**Quoted passage**
━━━

Embodiment of Computer Execution Environment (Hardware)

[0053] One or more embodiments of the present invention makes recording and/or viewing devices using a general purpose computing device as shown in FIG. 10. A keyboard, 1010 and mouse 1011 are coupled to a system bus 1018. The keyboard and mouse are for introducing user input to the computer system and communicating that user input to central processing unit (CPU) 1013. Other suitable input devices may be used in addition to, or in place of, the mouse 1011 and keyboard 1010. I/O (input/output) unit 1019 coupled to bi-directional system bus 1018 represents such I/O elements as a printer, A/V (audio/video) I/O, etc.

[0054] Computer 1001 may include a communication interface 1020 coupled to bus 1018. Communication interface 1020 provides a two-way data communication coupling via a network link 1021 to a local network 1022. For example, if communication interface 1020 is an integrated services digital network (ISDN) card or a modem, communication interface 1020 provides a data communication connection to the corresponding type of telephone line, which comprises part of network link 1021. If communication interface 1020 is a local area network (LAN) card, communication interface 1020 provides a data communication connection via network link 1021 to a compatible LAN. Wireless links are also possible. In any such implementation, communication interface 1020 sends and receives electrical, electromagnetic or optical signals which carry digital data streams representing various types of information.

[0055] Network link 1021 typically provides data communication through one or more networks to other data devices. For example, network link 1021 may provide a connection through local network 1022 to local server computer 1023 or to data equipment operated by ISP 1024. ISP 1024 in turn provides data communication services through the world wide packet data communication network now commonly referred to as the “Internet” 1025. Local network 1022 and Internet 1025 both use electrical, electromagnetic or optical signals which carry digital data streams. The signals through the various networks and the signals on network link 1021 and through communication interface 1020, which carry the digital data to and from computer 1000, are exemplary forms of carrier waves transporting the information.

[0056] Processor 1013 may reside wholly on client computer 1001 or wholly on server 1026 or processor 1013 may have its computational power distributed between computer 1001 and server 1026. Server 1026 symbolically is represented in FIG. 10 as one unit, but server 1026 can also be distributed between multiple “tiers”. In one embodiment, server 1026 comprises a middle and back tier where application logic executes in the middle tier and persistent data is obtained in the back tier. In the case where processor 1013 resides wholly on server 1026, the results of the computations performed by processor 1013 are transmitted to computer 1001 via Internet 1025, Internet Service Provider (ISP) 1024, local network 1022 and communication interface 1020. In this way, computer 1001 is able to display the results of the computation to a user in the form of output.

━━━

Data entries
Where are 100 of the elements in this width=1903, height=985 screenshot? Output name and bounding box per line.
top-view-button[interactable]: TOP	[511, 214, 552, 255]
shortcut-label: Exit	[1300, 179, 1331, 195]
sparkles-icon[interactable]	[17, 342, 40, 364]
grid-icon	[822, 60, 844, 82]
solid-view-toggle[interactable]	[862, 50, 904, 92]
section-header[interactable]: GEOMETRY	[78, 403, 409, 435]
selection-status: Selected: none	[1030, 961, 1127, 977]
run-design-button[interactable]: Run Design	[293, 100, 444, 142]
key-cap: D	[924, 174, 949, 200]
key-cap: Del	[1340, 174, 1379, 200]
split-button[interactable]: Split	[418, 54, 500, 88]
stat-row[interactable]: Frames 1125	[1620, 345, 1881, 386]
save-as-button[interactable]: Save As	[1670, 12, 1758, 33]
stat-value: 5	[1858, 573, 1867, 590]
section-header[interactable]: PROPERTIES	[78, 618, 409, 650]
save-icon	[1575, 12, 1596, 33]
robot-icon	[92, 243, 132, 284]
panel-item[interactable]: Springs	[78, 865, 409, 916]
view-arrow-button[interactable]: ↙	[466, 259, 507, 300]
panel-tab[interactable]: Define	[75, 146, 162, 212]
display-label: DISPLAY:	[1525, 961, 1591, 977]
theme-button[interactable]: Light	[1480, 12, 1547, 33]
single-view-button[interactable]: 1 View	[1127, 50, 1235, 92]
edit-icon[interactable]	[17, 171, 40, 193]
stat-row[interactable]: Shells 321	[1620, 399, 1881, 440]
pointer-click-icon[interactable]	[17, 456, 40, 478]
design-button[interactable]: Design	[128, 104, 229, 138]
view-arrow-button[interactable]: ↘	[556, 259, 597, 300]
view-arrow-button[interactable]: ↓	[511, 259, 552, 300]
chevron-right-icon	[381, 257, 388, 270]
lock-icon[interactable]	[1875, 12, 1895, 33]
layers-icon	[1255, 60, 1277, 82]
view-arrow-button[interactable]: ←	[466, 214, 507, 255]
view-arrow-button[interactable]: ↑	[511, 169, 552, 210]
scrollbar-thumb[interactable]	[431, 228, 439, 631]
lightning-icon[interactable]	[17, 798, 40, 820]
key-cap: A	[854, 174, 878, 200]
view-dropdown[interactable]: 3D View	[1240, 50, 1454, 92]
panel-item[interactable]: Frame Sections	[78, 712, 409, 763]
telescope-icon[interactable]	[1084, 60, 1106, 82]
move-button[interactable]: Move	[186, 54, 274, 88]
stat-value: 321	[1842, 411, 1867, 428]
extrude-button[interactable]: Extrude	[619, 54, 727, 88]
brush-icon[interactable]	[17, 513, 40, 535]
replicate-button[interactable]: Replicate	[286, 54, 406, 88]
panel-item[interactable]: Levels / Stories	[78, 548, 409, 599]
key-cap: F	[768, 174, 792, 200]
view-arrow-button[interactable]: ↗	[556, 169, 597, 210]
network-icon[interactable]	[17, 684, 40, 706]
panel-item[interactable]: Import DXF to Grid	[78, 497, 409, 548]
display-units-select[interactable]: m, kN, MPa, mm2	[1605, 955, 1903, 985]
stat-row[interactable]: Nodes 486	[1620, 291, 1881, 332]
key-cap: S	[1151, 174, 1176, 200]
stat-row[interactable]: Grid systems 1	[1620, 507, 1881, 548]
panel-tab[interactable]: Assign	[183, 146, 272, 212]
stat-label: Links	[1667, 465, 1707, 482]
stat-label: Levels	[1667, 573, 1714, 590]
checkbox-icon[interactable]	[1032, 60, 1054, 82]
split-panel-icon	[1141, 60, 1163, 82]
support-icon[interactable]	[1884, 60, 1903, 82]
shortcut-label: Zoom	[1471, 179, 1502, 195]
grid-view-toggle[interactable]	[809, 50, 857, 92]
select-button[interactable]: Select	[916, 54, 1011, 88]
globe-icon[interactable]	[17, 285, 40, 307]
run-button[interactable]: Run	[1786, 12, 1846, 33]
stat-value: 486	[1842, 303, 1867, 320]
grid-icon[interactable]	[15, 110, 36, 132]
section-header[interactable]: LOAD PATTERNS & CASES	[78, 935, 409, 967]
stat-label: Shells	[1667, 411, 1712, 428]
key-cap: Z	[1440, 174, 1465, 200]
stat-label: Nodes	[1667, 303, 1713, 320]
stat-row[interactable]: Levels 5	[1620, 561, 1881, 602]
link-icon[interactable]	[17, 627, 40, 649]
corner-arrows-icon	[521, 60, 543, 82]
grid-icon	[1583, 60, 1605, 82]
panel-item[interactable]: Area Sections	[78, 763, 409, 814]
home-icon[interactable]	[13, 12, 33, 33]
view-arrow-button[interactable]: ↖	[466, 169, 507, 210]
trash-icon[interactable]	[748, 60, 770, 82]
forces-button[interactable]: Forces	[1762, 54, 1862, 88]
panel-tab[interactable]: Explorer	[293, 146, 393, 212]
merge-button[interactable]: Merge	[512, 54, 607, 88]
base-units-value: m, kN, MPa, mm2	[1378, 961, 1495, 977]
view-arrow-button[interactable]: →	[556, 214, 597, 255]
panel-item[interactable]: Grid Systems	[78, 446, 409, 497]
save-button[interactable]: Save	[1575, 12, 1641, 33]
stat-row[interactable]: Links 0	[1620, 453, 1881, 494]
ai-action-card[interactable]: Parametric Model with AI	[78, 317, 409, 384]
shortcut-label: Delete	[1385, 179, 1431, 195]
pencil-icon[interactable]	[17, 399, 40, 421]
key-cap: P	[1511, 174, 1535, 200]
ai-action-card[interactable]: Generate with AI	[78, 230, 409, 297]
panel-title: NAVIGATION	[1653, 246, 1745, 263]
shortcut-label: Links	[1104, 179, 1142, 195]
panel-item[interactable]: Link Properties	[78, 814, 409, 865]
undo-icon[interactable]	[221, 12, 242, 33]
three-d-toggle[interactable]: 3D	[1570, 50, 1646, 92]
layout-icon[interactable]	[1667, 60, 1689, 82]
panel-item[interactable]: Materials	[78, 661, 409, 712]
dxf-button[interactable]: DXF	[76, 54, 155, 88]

━━━

**Given instruction 1**
Answer these questions using the passage on the computer execution environment hardware:
(a) Which two input devices are coupled to system bus 1018?
(b) What does communication interface 1020 connect to when it is an ISDN card or a modem?
(c) In the embodiment where server 1026 has a middle and a back tier, what happens in the back tier?
**Given instruction 2**
Decide whether each statement agrees with the passage on the computer execution environment hardware:
(a) Wireless links are ruled out for communication interface 1020.
(b) ISP 1024 provides data communication services through the Internet.
(c) Processor 1013 must reside wholly on client computer 1001.
**Given instruction 3**
Carry the passage on the computer execution environment hardware forward from the point where it stops.

**Written answer 1**
(a) Keyboard 1010 and mouse 1011.
(b) The corresponding type of telephone line, which comprises part of network link 1021.
(c) Persistent data is obtained there.

**Written answer 2**
(a) No: "Wireless links are also possible."
(b) Yes: "ISP 1024 in turn provides data communication services through the world wide packet data communication network now commonly referred to as the “Internet” 1025."
(c) No: "Processor 1013 may reside wholly on client computer 1001 or wholly on server 1026 or processor 1013 may have its computational power distributed between computer 1001 and server 1026."

**Written answer 3**
[0057] Computer 1001 includes a video memory 1014, main memory 1015 and mass storage 1012, all coupled to bi-directional system bus 1018 along with keyboard 1010, mouse 1011 and processor 1013. As with processor 1013, in various computing environments, main memory 1015 and mass storage 1012, can reside wholly on server 1026 or computer 1001, or they may be distributed between the two. Examples of systems where processor 1013, main memory 1015, and mass storage 1012 are distributed between computer 1001 and server 1026 include the thin-client computing architecture developed by Sun Microsystems, Inc., the palm pilot computing device and other personal digital assistants, Internet ready cellular phones and other Internet computing devices, and in platform independent computing environments, such as those which utilize the Java technologies also developed by Sun Microsystems, Inc.

[0058] The mass storage 1012 may include both fixed and removable media, such as magnetic, optical or magnetic optical storage systems or any other available mass storage technology. Bus 1018 may contain, for example, thirty-two address lines for addressing video memory 1014 or main memory 1015. The system bus 1018 also includes, for example, a 32-bit data bus for transferring data between and among the components, such as processor 1013, main memory 1015, video memory 1014 and mass storage 1012. Alternatively, multiplex data/address lines may be used instead of separate data and address lines.

[0059] In one embodiment of the invention, the processor 1013 is a SPARC microprocessor from Sun Microsystems, Inc., a microprocessor manufactured by Motorola, such as the 680×0 processor, or a microprocessor manufactured by Intel, such as the 80×86 or Pentium processor. However, any other suitable microprocessor or microcomputer may be utilized. Main memory 1015 is comprised of dynamic random access memory (DRAM). Video memory 1014 is a dual-ported video random access memory. One port of the video memory 1014 is coupled to video amplifier 1016. The video amplifier 1016 is used to drive the cathode ray tube (CRT) raster monitor 1017. Video amplifier 1016 is well known in the art and maybe implemented by any suitable apparatus. This circuitry converts pixel data stored in video memory 1014 to a raster signal suitable for use by monitor 1017. Monitor 1017 is a type of monitor suitable for displaying graphic images.

[0060] Computer 1001 can send messages and receive data, including program code, through the network(s), network link 1021, and communication interface 1020. In the Internet example, remote server computer 1026 might transmit a requested code for an application program through Internet 1025, ISP 1024, local network 1022 and communication interface 1020. The received code may be executed by processor 1013 as it is received, and/or stored in mass storage 1012, or other non-volatile storage for later execution. In this manner, computer 1000 may obtain application code in the form of a carrier wave. Alternatively, remote server computer 1026 may execute applications using processor 1013, and utilize mass storage 1012, and/or video memory 1015. The results of the execution at server 1026 are then transmitted through Internet 1025, ISP 1024, local network 1022 and communication interface 1020. In this example, computer 1001 performs only input and output functions.

[0061] Application code may be embodied in any form of computer program product. A computer program product comprises a medium configured to store or transport computer readable code, or in which computer readable code may be embedded. Some examples of computer program products are CD-ROM disks, ROM cards, floppy disks, magnetic tapes, computer hard drives, servers on a network, and carrier waves.

[0062] The computer systems described above are for purposes of example only. An embodiment of the invention may be implemented in any type of computer system or programming or processing environment.

[0063] Thus, a method and apparatus for device sensitive data routing is described in conjunction with one or more specific embodiments. The invention is defined by the following claims and their full scope and equivalents.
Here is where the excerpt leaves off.